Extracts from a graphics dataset

%%

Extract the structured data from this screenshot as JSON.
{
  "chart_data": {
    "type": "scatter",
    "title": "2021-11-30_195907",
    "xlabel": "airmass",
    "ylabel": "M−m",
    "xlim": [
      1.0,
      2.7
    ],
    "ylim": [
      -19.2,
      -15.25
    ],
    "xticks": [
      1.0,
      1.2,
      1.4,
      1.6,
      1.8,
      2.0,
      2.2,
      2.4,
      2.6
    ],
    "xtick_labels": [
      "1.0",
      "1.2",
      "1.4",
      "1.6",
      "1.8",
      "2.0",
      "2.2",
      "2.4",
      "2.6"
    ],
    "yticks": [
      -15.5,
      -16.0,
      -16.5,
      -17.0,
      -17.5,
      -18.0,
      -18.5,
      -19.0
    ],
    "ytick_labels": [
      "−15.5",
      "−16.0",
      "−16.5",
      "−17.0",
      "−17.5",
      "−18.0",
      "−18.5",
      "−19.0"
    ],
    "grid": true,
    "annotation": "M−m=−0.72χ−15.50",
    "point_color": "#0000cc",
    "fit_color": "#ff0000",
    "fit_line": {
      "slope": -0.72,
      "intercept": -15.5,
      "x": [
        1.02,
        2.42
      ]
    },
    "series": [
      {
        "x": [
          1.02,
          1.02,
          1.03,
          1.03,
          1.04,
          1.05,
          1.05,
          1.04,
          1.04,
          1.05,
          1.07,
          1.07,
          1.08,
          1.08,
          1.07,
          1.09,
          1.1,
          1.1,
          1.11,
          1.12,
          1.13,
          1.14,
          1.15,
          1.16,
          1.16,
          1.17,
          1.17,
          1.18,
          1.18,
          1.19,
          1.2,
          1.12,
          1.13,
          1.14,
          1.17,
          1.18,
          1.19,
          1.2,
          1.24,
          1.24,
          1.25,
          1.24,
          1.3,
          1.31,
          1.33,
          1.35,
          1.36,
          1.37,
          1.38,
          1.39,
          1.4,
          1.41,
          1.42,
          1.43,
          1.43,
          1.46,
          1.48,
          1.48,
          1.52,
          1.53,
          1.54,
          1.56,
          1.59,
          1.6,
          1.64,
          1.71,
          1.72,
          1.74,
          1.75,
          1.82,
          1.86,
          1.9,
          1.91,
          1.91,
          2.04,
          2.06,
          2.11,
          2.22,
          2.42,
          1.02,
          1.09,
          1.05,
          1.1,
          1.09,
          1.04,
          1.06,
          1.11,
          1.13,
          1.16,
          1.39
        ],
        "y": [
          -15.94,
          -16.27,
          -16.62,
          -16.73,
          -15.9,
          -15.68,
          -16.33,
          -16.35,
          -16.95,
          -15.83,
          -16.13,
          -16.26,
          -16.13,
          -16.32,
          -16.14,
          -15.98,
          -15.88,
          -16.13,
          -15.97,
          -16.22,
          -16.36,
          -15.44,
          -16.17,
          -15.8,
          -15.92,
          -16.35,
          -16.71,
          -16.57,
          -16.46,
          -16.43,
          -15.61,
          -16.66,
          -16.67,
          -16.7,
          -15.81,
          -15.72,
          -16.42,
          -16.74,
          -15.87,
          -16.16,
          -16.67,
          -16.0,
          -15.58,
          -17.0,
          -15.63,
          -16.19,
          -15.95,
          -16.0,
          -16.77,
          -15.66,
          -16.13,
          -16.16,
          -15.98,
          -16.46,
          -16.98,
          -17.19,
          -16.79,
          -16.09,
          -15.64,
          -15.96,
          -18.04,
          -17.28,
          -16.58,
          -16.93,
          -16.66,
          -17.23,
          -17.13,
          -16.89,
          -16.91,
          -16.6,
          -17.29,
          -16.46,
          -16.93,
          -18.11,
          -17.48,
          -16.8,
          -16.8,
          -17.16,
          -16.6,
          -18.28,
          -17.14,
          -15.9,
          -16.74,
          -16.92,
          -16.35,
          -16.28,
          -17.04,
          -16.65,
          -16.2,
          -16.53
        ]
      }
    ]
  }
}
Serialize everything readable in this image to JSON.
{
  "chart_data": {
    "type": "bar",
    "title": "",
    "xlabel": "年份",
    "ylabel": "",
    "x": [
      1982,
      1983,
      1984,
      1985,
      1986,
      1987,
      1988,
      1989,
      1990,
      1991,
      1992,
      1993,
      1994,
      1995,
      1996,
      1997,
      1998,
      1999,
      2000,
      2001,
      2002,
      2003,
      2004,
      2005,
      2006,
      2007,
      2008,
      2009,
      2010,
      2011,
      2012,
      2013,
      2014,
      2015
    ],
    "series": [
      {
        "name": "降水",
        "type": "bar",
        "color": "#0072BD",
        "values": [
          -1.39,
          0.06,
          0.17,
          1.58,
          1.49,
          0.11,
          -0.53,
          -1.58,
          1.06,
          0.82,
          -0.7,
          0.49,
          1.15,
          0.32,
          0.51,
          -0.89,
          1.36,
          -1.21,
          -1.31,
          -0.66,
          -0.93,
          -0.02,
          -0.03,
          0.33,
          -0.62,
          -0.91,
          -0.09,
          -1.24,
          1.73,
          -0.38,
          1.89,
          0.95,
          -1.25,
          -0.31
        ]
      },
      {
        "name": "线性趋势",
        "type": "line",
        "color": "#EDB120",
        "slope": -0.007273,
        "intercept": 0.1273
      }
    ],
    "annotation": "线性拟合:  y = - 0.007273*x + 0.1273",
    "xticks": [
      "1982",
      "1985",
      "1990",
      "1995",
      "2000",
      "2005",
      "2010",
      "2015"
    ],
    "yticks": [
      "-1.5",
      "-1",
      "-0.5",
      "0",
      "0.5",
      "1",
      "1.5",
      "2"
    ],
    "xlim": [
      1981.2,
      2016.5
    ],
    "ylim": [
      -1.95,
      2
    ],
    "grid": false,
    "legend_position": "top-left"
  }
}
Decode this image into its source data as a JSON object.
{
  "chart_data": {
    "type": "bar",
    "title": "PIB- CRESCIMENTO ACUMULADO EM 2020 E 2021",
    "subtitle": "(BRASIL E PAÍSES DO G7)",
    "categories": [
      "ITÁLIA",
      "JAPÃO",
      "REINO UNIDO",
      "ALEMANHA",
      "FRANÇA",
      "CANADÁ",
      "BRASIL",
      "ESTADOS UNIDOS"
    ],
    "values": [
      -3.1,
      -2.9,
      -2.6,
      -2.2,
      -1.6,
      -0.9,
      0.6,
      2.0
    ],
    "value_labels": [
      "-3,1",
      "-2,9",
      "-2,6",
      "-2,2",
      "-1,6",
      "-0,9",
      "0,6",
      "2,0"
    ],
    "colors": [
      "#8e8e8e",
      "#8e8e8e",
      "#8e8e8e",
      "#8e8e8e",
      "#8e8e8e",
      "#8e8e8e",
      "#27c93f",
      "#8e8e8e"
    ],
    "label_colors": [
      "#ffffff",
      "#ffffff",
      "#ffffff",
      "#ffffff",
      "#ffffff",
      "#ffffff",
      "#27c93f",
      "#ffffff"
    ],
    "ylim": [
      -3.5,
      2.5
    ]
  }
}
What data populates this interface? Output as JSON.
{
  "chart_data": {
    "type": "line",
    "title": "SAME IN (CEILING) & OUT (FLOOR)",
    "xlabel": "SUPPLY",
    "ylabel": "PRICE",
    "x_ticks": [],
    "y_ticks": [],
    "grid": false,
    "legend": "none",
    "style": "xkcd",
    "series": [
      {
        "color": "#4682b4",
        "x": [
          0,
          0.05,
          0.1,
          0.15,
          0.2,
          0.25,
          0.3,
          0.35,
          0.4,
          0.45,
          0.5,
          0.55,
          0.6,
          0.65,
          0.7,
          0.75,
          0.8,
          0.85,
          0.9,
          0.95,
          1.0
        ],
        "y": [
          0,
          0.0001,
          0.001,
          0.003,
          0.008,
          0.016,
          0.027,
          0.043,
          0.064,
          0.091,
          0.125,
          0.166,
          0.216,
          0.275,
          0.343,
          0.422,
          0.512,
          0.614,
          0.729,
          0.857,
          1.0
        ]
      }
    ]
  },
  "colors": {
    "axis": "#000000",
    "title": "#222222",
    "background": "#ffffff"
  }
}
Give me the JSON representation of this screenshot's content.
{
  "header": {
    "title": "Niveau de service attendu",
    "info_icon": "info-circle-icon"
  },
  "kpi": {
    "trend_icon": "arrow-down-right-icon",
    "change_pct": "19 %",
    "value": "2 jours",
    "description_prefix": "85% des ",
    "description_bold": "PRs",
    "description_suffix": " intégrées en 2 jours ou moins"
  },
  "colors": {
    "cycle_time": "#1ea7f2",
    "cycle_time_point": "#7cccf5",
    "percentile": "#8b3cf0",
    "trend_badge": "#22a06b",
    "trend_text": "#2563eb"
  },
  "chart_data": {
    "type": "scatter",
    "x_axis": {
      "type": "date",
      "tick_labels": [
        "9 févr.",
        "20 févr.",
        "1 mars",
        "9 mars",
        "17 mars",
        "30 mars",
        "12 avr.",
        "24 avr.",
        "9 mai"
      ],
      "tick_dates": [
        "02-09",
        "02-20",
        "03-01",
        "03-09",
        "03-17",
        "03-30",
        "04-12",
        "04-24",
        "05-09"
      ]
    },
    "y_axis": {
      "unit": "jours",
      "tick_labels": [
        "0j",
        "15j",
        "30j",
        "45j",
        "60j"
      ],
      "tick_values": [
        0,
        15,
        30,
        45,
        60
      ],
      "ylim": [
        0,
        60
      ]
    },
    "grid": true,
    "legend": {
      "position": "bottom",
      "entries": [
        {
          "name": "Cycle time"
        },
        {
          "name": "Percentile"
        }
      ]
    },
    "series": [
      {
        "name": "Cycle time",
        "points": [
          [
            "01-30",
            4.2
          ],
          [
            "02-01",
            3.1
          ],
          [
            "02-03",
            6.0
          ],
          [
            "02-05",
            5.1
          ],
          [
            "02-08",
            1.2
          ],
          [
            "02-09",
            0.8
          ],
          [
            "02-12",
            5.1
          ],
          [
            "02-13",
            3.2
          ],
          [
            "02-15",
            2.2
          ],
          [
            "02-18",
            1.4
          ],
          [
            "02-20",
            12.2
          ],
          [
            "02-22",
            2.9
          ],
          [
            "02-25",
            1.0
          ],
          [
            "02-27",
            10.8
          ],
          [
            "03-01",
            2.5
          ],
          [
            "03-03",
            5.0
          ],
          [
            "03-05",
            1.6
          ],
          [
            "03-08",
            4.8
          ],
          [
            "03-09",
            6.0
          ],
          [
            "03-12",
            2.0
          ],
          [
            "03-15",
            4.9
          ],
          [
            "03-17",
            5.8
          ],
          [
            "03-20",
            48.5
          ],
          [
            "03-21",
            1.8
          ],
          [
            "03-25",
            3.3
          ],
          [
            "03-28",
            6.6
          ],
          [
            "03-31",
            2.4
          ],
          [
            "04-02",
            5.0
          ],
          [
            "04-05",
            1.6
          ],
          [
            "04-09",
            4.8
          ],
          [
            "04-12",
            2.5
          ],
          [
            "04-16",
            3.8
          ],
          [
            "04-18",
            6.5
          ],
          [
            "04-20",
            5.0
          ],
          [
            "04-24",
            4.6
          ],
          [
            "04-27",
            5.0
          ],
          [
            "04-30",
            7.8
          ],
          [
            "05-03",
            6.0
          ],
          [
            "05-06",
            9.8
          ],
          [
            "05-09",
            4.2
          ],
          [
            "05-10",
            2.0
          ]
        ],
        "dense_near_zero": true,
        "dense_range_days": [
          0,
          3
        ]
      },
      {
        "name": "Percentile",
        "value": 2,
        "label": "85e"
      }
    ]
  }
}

%%

Set exercise
Check every line of the data above for the string "image", and copy those that have it.

Solution
Serialize everything readable in this image to JSON.
Decode this image into its source data as a JSON object.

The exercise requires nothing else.